* _WRITTEN INSTRUCTION_
Put every line of the records below into a numbered list, skipping any blank lines and leaving out the pictures.

* _ENTRIES SUPPLIED_
◆ ◆ ◆ ◆
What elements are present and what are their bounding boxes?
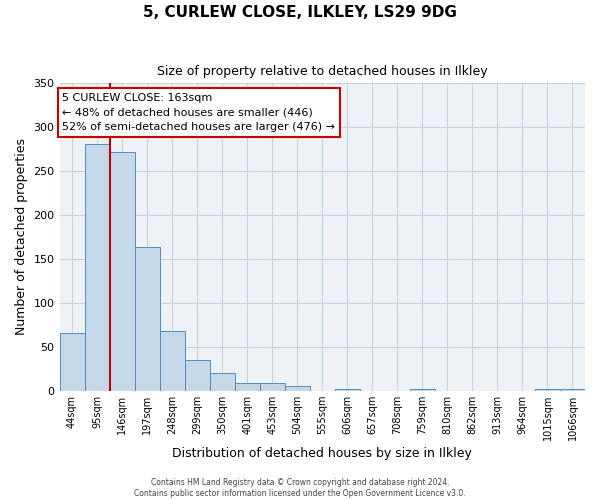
Title: Size of property relative to detached houses in Ilkley: Size of property relative to detached ho… [157, 65, 488, 78]
Bar [335, 389, 360, 390]
Bar [285, 386, 310, 390]
Text: Contains HM Land Registry data © Crown copyright and database right 2024.
Contai: Contains HM Land Registry data © Crown c… [134, 478, 466, 498]
Bar [560, 389, 585, 390]
Bar [260, 382, 285, 390]
Bar [209, 373, 235, 390]
Text: 5 CURLEW CLOSE: 163sqm
← 48% of detached houses are smaller (446)
52% of semi-de: 5 CURLEW CLOSE: 163sqm ← 48% of detached… [62, 92, 335, 132]
Y-axis label: Number of detached properties: Number of detached properties [15, 138, 28, 336]
Bar [535, 389, 560, 390]
Bar [59, 334, 85, 390]
Bar [410, 389, 435, 390]
Bar [235, 382, 260, 390]
Bar [160, 331, 185, 390]
X-axis label: Distribution of detached houses by size in Ilkley: Distribution of detached houses by size … [172, 447, 472, 460]
Bar [185, 360, 209, 390]
Bar [110, 152, 134, 390]
Bar [134, 248, 160, 390]
Text: 5, CURLEW CLOSE, ILKLEY, LS29 9DG: 5, CURLEW CLOSE, ILKLEY, LS29 9DG [143, 5, 457, 20]
Bar [85, 144, 110, 390]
◆ ◆ ◆ ◆
* _RESULT OF THE TASK_
1. What elements are present and what are their bounding boxes?
2. Title: Size of property relative to detached houses in Ilkley: Size of property relative to detached ho… [157, 65, 488, 78]
3. Bar [335, 389, 360, 390]
4. Bar [285, 386, 310, 390]
5. Text: Contains HM Land Registry data © Crown copyright and database right 2024.
6. Contai: Contains HM Land Registry data © Crown c… [134, 478, 466, 498]
7. Bar [560, 389, 585, 390]
8. Bar [260, 382, 285, 390]
9. Bar [209, 373, 235, 390]
10. Text: 5 CURLEW CLOSE: 163sqm
11. ← 48% of detached houses are smaller (446)
12. 52% of semi-de: 5 CURLEW CLOSE: 163sqm ← 48% of detached… [62, 92, 335, 132]
13. Y-axis label: Number of detached properties: Number of detached properties [15, 138, 28, 336]
14. Bar [535, 389, 560, 390]
15. Bar [59, 334, 85, 390]
16. Bar [410, 389, 435, 390]
17. Bar [235, 382, 260, 390]
18. Bar [160, 331, 185, 390]
19. X-axis label: Distribution of detached houses by size in Ilkley: Distribution of detached houses by size … [172, 447, 472, 460]
20. Bar [185, 360, 209, 390]
21. Bar [110, 152, 134, 390]
22. Bar [134, 248, 160, 390]
23. Text: 5, CURLEW CLOSE, ILKLEY, LS29 9DG: 5, CURLEW CLOSE, ILKLEY, LS29 9DG [143, 5, 457, 20]
24. Bar [85, 144, 110, 390]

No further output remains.